## BEGIN Records shown

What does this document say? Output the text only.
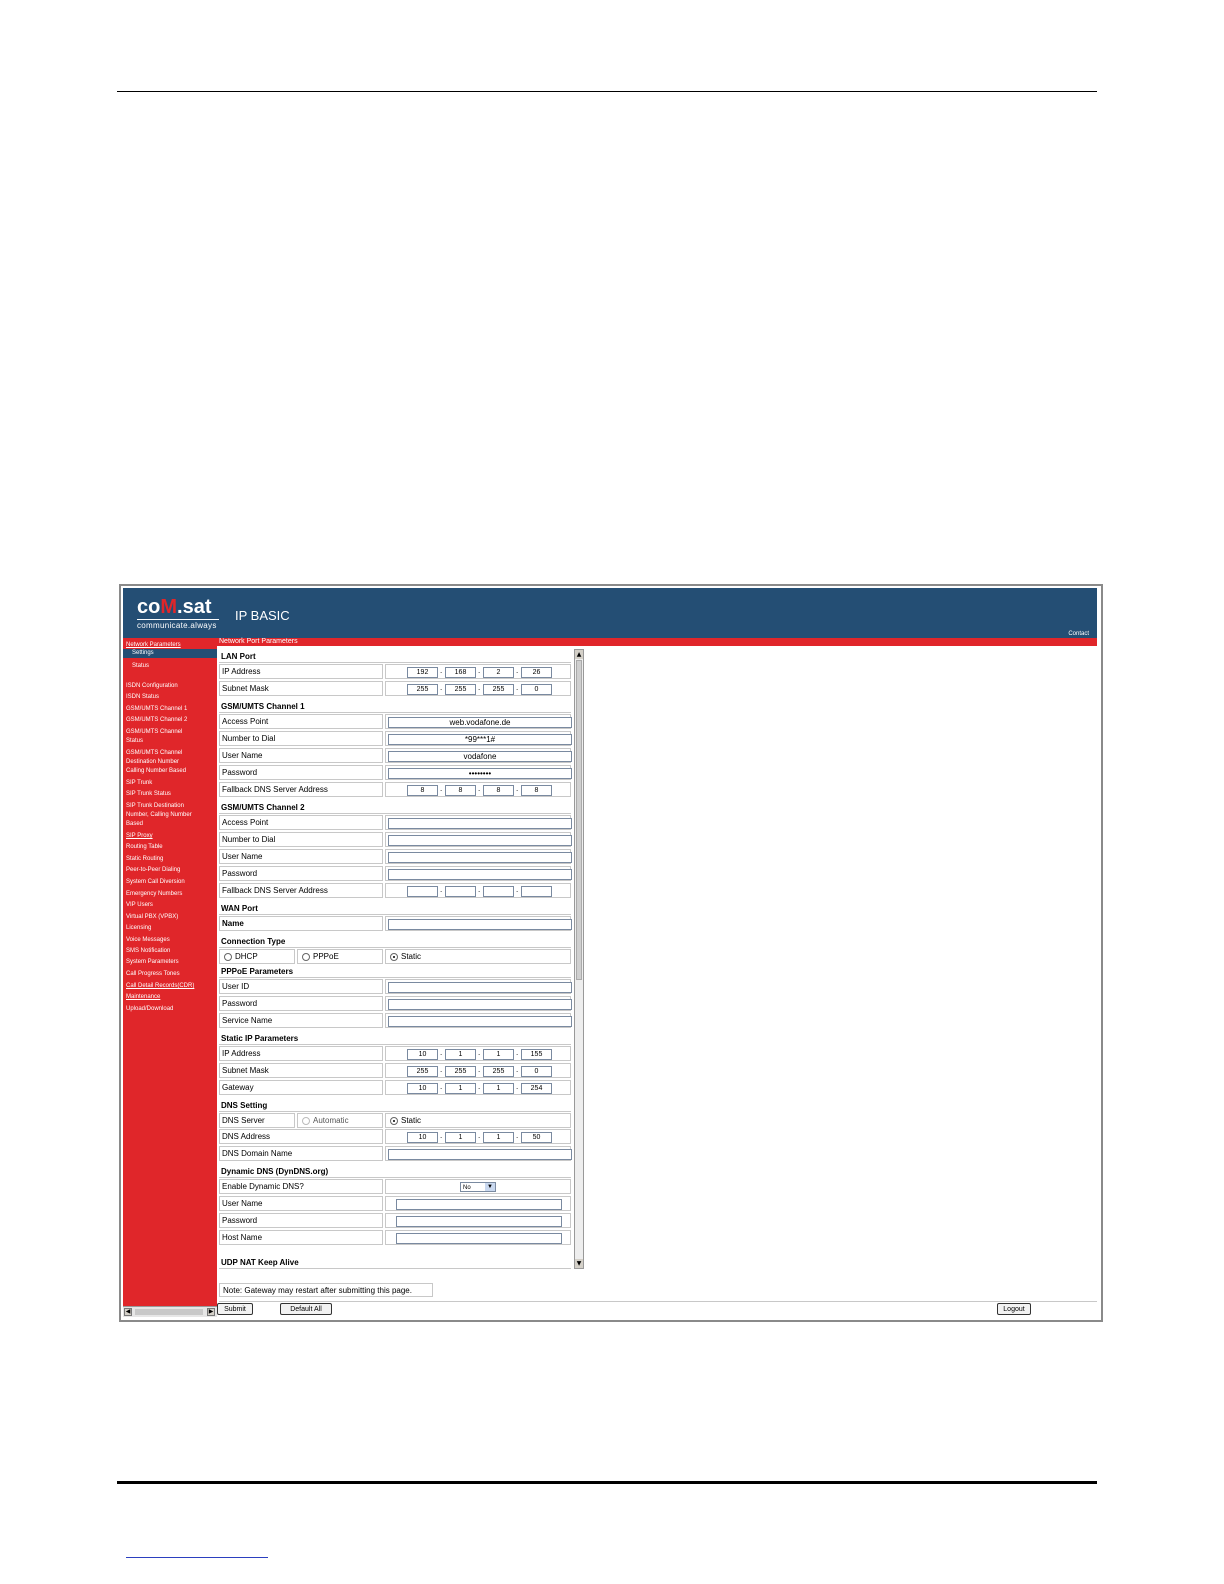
coM.sat
communicate.always
IP BASIC
Contact
Network Port Parameters
Network Parameters
Settings
Status
ISDN Configuration
ISDN Status
GSM/UMTS Channel 1
GSM/UMTS Channel 2
GSM/UMTS Channel
Status
GSM/UMTS Channel
Destination Number
Calling Number Based
SIP Trunk
SIP Trunk Status
SIP Trunk Destination
Number, Calling Number
Based
SIP Proxy
Routing Table
Static Routing
Peer-to-Peer Dialing
System Call Diversion
Emergency Numbers
VIP Users
Virtual PBX (VPBX)
Licensing
Voice Messages
SMS Notification
System Parameters
Call Progress Tones
Call Detail Records(CDR)
Maintenance
Upload/Download
◀	▶
LAN Port
IP Address	192	.	168	.	2	.	26
Subnet Mask	255	.	255	.	255	.	0
GSM/UMTS Channel 1
Access Point	web.vodafone.de
Number to Dial	*99***1#
User Name	vodafone
Password	••••••••
Fallback DNS Server Address	8	.	8	.	8	.	8
GSM/UMTS Channel 2
Access Point
Number to Dial
User Name
Password
Fallback DNS Server Address	.	.	.
WAN Port
Name
Connection Type
DHCP	PPPoE	Static
PPPoE Parameters
User ID
Password
Service Name
Static IP Parameters
IP Address	10	.	1	.	1	.	155
Subnet Mask	255	.	255	.	255	.	0
Gateway	10	.	1	.	1	.	254
DNS Setting
DNS Server	Automatic	Static
DNS Address	10	.	1	.	1	.	50
DNS Domain Name
Dynamic DNS (DynDNS.org)
Enable Dynamic DNS?	No	▼
User Name
Password
Host Name
UDP NAT Keep Alive
▲
▼
Note: Gateway may restart after submitting this page.
Submit	Default All	Logout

## END Records shown

### Exercise objective
Leaving all pictures aside, quote each record exactly.

### Exercise response
What does this document say? Output the text only.
coM.sat
communicate.always
IP BASIC
Contact
Network Port Parameters
Network Parameters
Settings
Status
ISDN Configuration
ISDN Status
GSM/UMTS Channel 1
GSM/UMTS Channel 2
GSM/UMTS Channel
Status
GSM/UMTS Channel
Destination Number
Calling Number Based
SIP Trunk
SIP Trunk Status
SIP Trunk Destination
Number, Calling Number
Based
SIP Proxy
Routing Table
Static Routing
Peer-to-Peer Dialing
System Call Diversion
Emergency Numbers
VIP Users
Virtual PBX (VPBX)
Licensing
Voice Messages
SMS Notification
System Parameters
Call Progress Tones
Call Detail Records(CDR)
Maintenance
Upload/Download
◀	▶
LAN Port
IP Address	192	.	168	.	2	.	26
Subnet Mask	255	.	255	.	255	.	0
GSM/UMTS Channel 1
Access Point	web.vodafone.de
Number to Dial	*99***1#
User Name	vodafone
Password	••••••••
Fallback DNS Server Address	8	.	8	.	8	.	8
GSM/UMTS Channel 2
Access Point
Number to Dial
User Name
Password
Fallback DNS Server Address	.	.	.
WAN Port
Name
Connection Type
DHCP	PPPoE	Static
PPPoE Parameters
User ID
Password
Service Name
Static IP Parameters
IP Address	10	.	1	.	1	.	155
Subnet Mask	255	.	255	.	255	.	0
Gateway	10	.	1	.	1	.	254
DNS Setting
DNS Server	Automatic	Static
DNS Address	10	.	1	.	1	.	50
DNS Domain Name
Dynamic DNS (DynDNS.org)
Enable Dynamic DNS?	No	▼
User Name
Password
Host Name
UDP NAT Keep Alive
▲
▼
Note: Gateway may restart after submitting this page.
Submit	Default All	Logout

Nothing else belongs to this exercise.